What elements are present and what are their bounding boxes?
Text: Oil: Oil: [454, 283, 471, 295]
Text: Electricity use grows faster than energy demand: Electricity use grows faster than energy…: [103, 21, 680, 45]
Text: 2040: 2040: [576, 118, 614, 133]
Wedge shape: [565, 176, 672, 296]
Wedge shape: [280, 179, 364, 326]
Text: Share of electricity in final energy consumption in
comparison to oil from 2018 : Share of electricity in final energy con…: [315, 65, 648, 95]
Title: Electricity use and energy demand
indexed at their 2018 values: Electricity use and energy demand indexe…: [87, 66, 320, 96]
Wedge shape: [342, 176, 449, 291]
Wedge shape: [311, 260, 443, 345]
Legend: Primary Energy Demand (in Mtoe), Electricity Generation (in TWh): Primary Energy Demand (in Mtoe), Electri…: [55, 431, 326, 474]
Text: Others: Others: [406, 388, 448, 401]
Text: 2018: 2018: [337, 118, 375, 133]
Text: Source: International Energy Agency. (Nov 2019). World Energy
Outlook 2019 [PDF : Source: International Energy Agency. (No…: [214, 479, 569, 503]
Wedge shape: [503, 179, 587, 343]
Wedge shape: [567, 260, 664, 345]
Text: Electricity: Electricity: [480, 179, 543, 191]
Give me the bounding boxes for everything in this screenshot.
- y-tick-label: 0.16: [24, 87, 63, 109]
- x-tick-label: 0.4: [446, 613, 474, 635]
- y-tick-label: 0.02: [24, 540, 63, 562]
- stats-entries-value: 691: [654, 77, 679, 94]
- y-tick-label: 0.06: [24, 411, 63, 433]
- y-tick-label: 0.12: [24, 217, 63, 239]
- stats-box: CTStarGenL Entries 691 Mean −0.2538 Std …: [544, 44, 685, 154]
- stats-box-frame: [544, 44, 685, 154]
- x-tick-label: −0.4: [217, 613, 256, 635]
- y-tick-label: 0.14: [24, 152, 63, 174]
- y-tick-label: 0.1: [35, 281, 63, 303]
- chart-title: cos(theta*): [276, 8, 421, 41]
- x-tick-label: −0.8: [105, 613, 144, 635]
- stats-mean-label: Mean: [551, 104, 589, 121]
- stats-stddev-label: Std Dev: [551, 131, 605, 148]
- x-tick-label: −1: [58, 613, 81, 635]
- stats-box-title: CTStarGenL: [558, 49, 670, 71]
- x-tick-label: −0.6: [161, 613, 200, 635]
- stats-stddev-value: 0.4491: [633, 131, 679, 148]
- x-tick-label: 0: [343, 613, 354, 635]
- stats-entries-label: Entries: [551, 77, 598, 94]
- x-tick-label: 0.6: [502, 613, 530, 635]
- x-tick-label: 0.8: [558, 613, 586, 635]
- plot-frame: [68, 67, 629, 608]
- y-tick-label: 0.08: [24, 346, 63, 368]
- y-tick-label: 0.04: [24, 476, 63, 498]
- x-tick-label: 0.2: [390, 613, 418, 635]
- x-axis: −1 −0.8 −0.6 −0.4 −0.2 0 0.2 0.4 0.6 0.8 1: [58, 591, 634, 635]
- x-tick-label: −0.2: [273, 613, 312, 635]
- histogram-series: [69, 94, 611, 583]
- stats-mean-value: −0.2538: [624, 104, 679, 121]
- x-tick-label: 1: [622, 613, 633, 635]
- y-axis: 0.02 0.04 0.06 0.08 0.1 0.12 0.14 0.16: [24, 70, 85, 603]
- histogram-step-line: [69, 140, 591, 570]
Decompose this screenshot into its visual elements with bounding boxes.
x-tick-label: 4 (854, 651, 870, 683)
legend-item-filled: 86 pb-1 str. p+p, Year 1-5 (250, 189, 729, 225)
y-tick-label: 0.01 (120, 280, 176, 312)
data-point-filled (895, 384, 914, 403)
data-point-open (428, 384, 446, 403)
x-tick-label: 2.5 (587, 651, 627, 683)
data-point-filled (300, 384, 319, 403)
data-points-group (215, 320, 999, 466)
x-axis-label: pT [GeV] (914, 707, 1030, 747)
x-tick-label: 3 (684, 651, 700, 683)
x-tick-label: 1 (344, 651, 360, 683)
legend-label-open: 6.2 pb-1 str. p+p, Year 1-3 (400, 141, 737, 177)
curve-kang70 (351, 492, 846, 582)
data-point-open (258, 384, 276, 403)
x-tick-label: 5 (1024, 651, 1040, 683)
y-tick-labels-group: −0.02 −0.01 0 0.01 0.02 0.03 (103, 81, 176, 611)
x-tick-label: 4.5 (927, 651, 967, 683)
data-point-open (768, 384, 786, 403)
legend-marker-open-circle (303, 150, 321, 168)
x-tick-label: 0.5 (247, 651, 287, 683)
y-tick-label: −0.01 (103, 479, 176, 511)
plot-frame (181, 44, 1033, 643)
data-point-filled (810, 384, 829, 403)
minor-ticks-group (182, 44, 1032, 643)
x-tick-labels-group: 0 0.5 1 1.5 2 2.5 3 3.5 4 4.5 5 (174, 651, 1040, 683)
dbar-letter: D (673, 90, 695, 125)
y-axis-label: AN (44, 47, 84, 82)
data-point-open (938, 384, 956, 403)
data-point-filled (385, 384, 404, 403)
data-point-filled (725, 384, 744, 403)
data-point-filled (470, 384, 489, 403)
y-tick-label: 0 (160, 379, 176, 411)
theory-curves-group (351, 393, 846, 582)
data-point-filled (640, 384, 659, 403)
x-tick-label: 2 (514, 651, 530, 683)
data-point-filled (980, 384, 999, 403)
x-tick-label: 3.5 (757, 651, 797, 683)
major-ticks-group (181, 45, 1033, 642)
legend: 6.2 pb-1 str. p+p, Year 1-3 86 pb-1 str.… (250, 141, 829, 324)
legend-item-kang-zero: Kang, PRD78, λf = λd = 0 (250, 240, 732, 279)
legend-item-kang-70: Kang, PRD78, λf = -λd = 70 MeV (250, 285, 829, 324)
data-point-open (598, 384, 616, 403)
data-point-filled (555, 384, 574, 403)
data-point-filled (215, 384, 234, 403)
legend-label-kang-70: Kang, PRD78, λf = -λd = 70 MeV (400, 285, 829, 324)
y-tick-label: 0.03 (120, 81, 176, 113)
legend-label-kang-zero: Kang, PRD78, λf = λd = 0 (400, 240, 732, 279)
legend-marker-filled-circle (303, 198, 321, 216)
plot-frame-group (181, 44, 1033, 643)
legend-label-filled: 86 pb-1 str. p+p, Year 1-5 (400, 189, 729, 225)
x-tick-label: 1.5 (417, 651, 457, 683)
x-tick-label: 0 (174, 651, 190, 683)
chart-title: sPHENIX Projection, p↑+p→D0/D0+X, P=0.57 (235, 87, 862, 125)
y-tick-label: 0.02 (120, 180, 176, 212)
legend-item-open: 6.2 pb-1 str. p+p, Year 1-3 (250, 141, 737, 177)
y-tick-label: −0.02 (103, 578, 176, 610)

* [PROBLEM TO SOLVE]:
Rename each "Wedge shape" in the listing to "Pie slice", then reproduce the entire listing with every other line left unchanged.

* [OUTPUT FOR THIS EXERCISE]:
What elements are present and what are their bounding boxes?
Text: Oil: Oil: [454, 283, 471, 295]
Text: Electricity use grows faster than energy demand: Electricity use grows faster than energy…: [103, 21, 680, 45]
Text: 2040: 2040: [576, 118, 614, 133]
Pie slice: [565, 176, 672, 296]
Pie slice: [280, 179, 364, 326]
Text: Share of electricity in final energy consumption in
comparison to oil from 2018 : Share of electricity in final energy con…: [315, 65, 648, 95]
Title: Electricity use and energy demand
indexed at their 2018 values: Electricity use and energy demand indexe…: [87, 66, 320, 96]
Pie slice: [342, 176, 449, 291]
Pie slice: [311, 260, 443, 345]
Legend: Primary Energy Demand (in Mtoe), Electricity Generation (in TWh): Primary Energy Demand (in Mtoe), Electri…: [55, 431, 326, 474]
Text: Others: Others: [406, 388, 448, 401]
Text: 2018: 2018: [337, 118, 375, 133]
Text: Source: International Energy Agency. (Nov 2019). World Energy
Outlook 2019 [PDF : Source: International Energy Agency. (No…: [214, 479, 569, 503]
Pie slice: [503, 179, 587, 343]
Pie slice: [567, 260, 664, 345]
Text: Electricity: Electricity: [480, 179, 543, 191]
Give me the bounding boxes for everything in this screenshot.
- y-tick-label: 0.16: [24, 87, 63, 109]
- x-tick-label: 0.4: [446, 613, 474, 635]
- y-tick-label: 0.02: [24, 540, 63, 562]
- stats-entries-value: 691: [654, 77, 679, 94]
- y-tick-label: 0.06: [24, 411, 63, 433]
- y-tick-label: 0.12: [24, 217, 63, 239]
- stats-box: CTStarGenL Entries 691 Mean −0.2538 Std …: [544, 44, 685, 154]
- stats-box-frame: [544, 44, 685, 154]
- x-tick-label: −0.4: [217, 613, 256, 635]
- y-tick-label: 0.14: [24, 152, 63, 174]
- y-tick-label: 0.1: [35, 281, 63, 303]
- chart-title: cos(theta*): [276, 8, 421, 41]
- x-tick-label: −0.8: [105, 613, 144, 635]
- stats-mean-label: Mean: [551, 104, 589, 121]
- stats-stddev-label: Std Dev: [551, 131, 605, 148]
- x-tick-label: −1: [58, 613, 81, 635]
- stats-box-title: CTStarGenL: [558, 49, 670, 71]
- x-tick-label: −0.6: [161, 613, 200, 635]
- stats-stddev-value: 0.4491: [633, 131, 679, 148]
- x-tick-label: 0: [343, 613, 354, 635]
- stats-entries-label: Entries: [551, 77, 598, 94]
- x-tick-label: 0.6: [502, 613, 530, 635]
- x-tick-label: 0.8: [558, 613, 586, 635]
- plot-frame: [68, 67, 629, 608]
- y-tick-label: 0.08: [24, 346, 63, 368]
- y-tick-label: 0.04: [24, 476, 63, 498]
- x-tick-label: 0.2: [390, 613, 418, 635]
- x-axis: −1 −0.8 −0.6 −0.4 −0.2 0 0.2 0.4 0.6 0.8 1: [58, 591, 634, 635]
- x-tick-label: −0.2: [273, 613, 312, 635]
- histogram-series: [69, 94, 611, 583]
- stats-mean-value: −0.2538: [624, 104, 679, 121]
- x-tick-label: 1: [622, 613, 633, 635]
- y-axis: 0.02 0.04 0.06 0.08 0.1 0.12 0.14 0.16: [24, 70, 85, 603]
- histogram-step-line: [69, 140, 591, 570]
Decompose this screenshot into its visual elements with bounding boxes.
x-tick-label: 4 (854, 651, 870, 683)
legend-item-filled: 86 pb-1 str. p+p, Year 1-5 (250, 189, 729, 225)
y-tick-label: 0.01 (120, 280, 176, 312)
data-point-filled (895, 384, 914, 403)
data-point-open (428, 384, 446, 403)
x-tick-label: 2.5 (587, 651, 627, 683)
data-point-filled (300, 384, 319, 403)
data-points-group (215, 320, 999, 466)
x-axis-label: pT [GeV] (914, 707, 1030, 747)
x-tick-label: 3 (684, 651, 700, 683)
x-tick-label: 1 (344, 651, 360, 683)
legend-label-open: 6.2 pb-1 str. p+p, Year 1-3 (400, 141, 737, 177)
curve-kang70 (351, 492, 846, 582)
data-point-open (258, 384, 276, 403)
x-tick-label: 5 (1024, 651, 1040, 683)
y-tick-labels-group: −0.02 −0.01 0 0.01 0.02 0.03 (103, 81, 176, 611)
x-tick-label: 4.5 (927, 651, 967, 683)
data-point-open (768, 384, 786, 403)
legend-marker-open-circle (303, 150, 321, 168)
x-tick-label: 0.5 (247, 651, 287, 683)
y-tick-label: −0.01 (103, 479, 176, 511)
plot-frame (181, 44, 1033, 643)
data-point-filled (810, 384, 829, 403)
minor-ticks-group (182, 44, 1032, 643)
x-tick-labels-group: 0 0.5 1 1.5 2 2.5 3 3.5 4 4.5 5 (174, 651, 1040, 683)
dbar-letter: D (673, 90, 695, 125)
y-axis-label: AN (44, 47, 84, 82)
data-point-open (938, 384, 956, 403)
data-point-filled (385, 384, 404, 403)
data-point-filled (725, 384, 744, 403)
data-point-filled (470, 384, 489, 403)
y-tick-label: 0 (160, 379, 176, 411)
theory-curves-group (351, 393, 846, 582)
data-point-filled (640, 384, 659, 403)
x-tick-label: 2 (514, 651, 530, 683)
data-point-filled (980, 384, 999, 403)
x-tick-label: 3.5 (757, 651, 797, 683)
major-ticks-group (181, 45, 1033, 642)
legend: 6.2 pb-1 str. p+p, Year 1-3 86 pb-1 str.… (250, 141, 829, 324)
legend-item-kang-zero: Kang, PRD78, λf = λd = 0 (250, 240, 732, 279)
legend-item-kang-70: Kang, PRD78, λf = -λd = 70 MeV (250, 285, 829, 324)
data-point-open (598, 384, 616, 403)
data-point-filled (555, 384, 574, 403)
data-point-filled (215, 384, 234, 403)
legend-label-kang-70: Kang, PRD78, λf = -λd = 70 MeV (400, 285, 829, 324)
y-tick-label: 0.03 (120, 81, 176, 113)
legend-label-kang-zero: Kang, PRD78, λf = λd = 0 (400, 240, 732, 279)
legend-marker-filled-circle (303, 198, 321, 216)
plot-frame-group (181, 44, 1033, 643)
legend-label-filled: 86 pb-1 str. p+p, Year 1-5 (400, 189, 729, 225)
x-tick-label: 1.5 (417, 651, 457, 683)
x-tick-label: 0 (174, 651, 190, 683)
chart-title: sPHENIX Projection, p↑+p→D0/D0+X, P=0.57 (235, 87, 862, 125)
y-tick-label: 0.02 (120, 180, 176, 212)
legend-item-open: 6.2 pb-1 str. p+p, Year 1-3 (250, 141, 737, 177)
y-tick-label: −0.02 (103, 578, 176, 610)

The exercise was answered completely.